- Document segment -
........
DFW Entrepreneur Alexander Muse Featured in Dallas Morning News
Here’s a recently published story from Dallas Morning News about DFW entrepreneur Alexander Muse (known for the ShopSavvy app). Alexander was one of speakers at the MIT EF DFW Bootstrapping event in 2009. Alex hosts happy hours on first Mondays of the month at Infomart.
Unconventional describes Alexander Muse.
He thinks big and – for the most part – it has paid off.
He helped start a half-dozen technology companies in Dallas – with creative names such as MotorSport Ranch and Big in Japan – since the late 1990s. He sold three of them for tens of millions of dollars; he still runs the others.
LayerOne, a telecommunications infrastructure company he started in 1999, went bankrupt. Muse raised $4 million in venture capital to buy back the assets and relaunch the company. He sold it to Switch & Data for $22 million on Sept. 12, 2001.
“I was supposed to sign the deal on Sept. 11. That was so scary. I had a newborn baby, a big new house and a Porsche. I thought, ‘If this doesn’t happen, I could lose it all,’ ” said Muse, 38. “We ended up making a lot of money, but we lost a lot of money for a lot of people. That was a turning point for me.”
Early on, Muse named himself CEO of all his ventures. But he learned his attention span was limited to about two years.
........
- Raw data -

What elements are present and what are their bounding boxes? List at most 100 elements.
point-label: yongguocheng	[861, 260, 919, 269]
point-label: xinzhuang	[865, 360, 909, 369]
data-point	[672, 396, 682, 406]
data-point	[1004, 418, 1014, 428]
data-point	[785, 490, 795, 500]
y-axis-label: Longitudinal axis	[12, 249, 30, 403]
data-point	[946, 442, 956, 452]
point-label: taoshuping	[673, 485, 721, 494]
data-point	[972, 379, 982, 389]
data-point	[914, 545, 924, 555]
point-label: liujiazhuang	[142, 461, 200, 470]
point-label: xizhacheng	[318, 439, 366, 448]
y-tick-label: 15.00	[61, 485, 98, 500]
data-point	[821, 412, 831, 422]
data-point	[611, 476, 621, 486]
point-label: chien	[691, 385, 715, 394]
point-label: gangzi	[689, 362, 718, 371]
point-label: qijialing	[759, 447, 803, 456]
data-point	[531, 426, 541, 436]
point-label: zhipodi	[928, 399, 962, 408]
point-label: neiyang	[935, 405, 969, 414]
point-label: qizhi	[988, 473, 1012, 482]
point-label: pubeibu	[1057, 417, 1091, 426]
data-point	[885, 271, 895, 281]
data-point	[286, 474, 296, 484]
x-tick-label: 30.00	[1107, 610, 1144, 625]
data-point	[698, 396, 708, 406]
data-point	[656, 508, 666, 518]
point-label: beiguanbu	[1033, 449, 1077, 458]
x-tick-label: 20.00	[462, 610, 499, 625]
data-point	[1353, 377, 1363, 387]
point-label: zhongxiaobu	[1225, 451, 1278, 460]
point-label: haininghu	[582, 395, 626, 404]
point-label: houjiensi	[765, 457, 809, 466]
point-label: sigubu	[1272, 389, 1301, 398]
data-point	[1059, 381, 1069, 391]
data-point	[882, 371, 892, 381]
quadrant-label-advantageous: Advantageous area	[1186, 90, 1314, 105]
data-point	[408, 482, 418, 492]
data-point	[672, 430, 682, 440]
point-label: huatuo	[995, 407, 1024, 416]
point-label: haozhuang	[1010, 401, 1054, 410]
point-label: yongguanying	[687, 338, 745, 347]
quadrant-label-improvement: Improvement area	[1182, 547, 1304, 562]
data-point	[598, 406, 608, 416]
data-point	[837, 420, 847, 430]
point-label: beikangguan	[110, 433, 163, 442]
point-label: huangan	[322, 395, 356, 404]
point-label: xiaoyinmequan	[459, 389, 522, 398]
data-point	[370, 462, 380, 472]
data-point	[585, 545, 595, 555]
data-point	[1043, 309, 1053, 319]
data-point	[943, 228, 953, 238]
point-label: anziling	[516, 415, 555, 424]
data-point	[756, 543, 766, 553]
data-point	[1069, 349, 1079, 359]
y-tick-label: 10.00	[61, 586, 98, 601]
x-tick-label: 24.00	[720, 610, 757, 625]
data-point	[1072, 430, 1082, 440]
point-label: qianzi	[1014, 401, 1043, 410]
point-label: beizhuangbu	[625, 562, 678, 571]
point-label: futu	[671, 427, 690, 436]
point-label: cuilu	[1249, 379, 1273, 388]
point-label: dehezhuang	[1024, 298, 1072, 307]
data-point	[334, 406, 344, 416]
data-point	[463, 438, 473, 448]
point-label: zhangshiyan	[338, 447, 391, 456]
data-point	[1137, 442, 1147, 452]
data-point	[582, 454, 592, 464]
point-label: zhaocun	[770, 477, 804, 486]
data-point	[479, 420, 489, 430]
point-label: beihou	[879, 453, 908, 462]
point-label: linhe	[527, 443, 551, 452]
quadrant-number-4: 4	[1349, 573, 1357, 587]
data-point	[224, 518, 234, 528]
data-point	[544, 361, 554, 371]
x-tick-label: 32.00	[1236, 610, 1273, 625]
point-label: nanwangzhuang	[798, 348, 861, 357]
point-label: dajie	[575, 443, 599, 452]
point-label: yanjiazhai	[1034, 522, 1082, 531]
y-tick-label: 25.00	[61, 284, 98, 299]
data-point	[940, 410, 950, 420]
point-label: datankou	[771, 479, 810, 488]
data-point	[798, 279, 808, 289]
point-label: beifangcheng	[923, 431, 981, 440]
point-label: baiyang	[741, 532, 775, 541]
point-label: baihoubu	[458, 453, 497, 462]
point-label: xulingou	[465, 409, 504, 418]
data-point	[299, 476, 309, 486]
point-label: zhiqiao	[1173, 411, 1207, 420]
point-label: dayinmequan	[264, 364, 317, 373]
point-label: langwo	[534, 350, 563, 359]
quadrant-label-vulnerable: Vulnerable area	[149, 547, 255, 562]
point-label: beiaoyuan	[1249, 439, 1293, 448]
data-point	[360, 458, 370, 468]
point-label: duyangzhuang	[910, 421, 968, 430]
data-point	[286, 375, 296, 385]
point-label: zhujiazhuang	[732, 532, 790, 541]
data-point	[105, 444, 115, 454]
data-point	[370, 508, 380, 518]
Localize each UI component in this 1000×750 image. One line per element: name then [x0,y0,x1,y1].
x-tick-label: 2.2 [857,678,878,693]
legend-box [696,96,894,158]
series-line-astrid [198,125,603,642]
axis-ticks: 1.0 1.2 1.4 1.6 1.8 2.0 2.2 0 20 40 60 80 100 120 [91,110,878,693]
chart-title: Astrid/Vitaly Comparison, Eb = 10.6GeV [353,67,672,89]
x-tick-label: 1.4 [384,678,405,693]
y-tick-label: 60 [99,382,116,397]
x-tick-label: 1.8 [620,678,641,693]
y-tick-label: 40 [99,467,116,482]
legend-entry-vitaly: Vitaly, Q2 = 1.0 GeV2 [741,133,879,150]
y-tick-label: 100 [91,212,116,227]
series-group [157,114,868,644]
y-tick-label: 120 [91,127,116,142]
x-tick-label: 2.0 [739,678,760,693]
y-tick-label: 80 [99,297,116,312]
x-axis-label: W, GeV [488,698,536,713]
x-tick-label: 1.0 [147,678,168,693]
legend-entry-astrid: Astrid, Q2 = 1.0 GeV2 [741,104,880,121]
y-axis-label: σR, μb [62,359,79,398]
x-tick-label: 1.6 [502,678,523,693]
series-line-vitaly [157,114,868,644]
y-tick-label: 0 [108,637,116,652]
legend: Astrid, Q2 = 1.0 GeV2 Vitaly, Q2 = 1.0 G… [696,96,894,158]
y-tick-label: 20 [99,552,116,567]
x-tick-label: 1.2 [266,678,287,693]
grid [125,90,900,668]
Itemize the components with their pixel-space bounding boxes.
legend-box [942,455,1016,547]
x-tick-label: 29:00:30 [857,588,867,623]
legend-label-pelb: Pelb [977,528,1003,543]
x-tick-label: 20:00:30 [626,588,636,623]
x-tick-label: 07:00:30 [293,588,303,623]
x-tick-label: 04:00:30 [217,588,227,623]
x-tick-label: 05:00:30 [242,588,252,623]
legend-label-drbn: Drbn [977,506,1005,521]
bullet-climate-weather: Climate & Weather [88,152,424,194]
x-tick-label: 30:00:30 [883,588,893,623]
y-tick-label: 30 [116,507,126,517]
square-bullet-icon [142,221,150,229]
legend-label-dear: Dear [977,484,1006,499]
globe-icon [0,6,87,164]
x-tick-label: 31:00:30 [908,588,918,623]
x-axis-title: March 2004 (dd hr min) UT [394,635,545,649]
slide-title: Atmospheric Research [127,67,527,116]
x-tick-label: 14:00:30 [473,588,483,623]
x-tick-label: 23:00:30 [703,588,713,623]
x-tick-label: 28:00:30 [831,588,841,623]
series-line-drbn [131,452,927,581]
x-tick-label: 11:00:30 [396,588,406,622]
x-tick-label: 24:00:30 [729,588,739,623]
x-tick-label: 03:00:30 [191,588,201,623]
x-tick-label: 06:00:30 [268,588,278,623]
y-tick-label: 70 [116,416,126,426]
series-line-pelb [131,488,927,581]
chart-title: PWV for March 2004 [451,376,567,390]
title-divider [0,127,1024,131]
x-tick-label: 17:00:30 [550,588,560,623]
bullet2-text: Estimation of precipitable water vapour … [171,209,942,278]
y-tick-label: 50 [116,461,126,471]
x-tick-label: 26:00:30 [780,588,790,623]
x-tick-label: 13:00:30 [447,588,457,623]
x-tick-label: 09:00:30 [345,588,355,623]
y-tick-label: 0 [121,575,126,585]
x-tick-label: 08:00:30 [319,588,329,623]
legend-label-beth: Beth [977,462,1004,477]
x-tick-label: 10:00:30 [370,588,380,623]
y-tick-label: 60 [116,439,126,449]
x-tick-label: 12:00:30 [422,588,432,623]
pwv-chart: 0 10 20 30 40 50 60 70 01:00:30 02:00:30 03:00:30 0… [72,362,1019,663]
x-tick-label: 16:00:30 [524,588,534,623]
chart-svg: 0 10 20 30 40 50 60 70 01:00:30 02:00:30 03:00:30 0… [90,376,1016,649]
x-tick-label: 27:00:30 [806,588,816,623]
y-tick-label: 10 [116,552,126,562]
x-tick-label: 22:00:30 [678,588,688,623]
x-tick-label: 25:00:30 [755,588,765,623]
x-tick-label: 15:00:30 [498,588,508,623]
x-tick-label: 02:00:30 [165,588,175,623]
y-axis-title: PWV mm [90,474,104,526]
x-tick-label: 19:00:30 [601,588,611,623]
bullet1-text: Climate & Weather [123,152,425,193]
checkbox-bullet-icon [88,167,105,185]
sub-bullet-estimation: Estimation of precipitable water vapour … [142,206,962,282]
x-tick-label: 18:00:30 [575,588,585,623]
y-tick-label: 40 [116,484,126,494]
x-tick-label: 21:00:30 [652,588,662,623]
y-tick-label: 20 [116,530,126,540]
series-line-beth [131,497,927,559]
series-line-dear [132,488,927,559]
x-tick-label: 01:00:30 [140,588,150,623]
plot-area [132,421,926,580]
........
- Exercise objective -
List every company that the article about Alexander Muse names as one he started or helped start. Answer from the article about Alexander Muse alone, without drawing on the items.

- Response box -
MotorSport Ranch, Big in Japan, LayerOne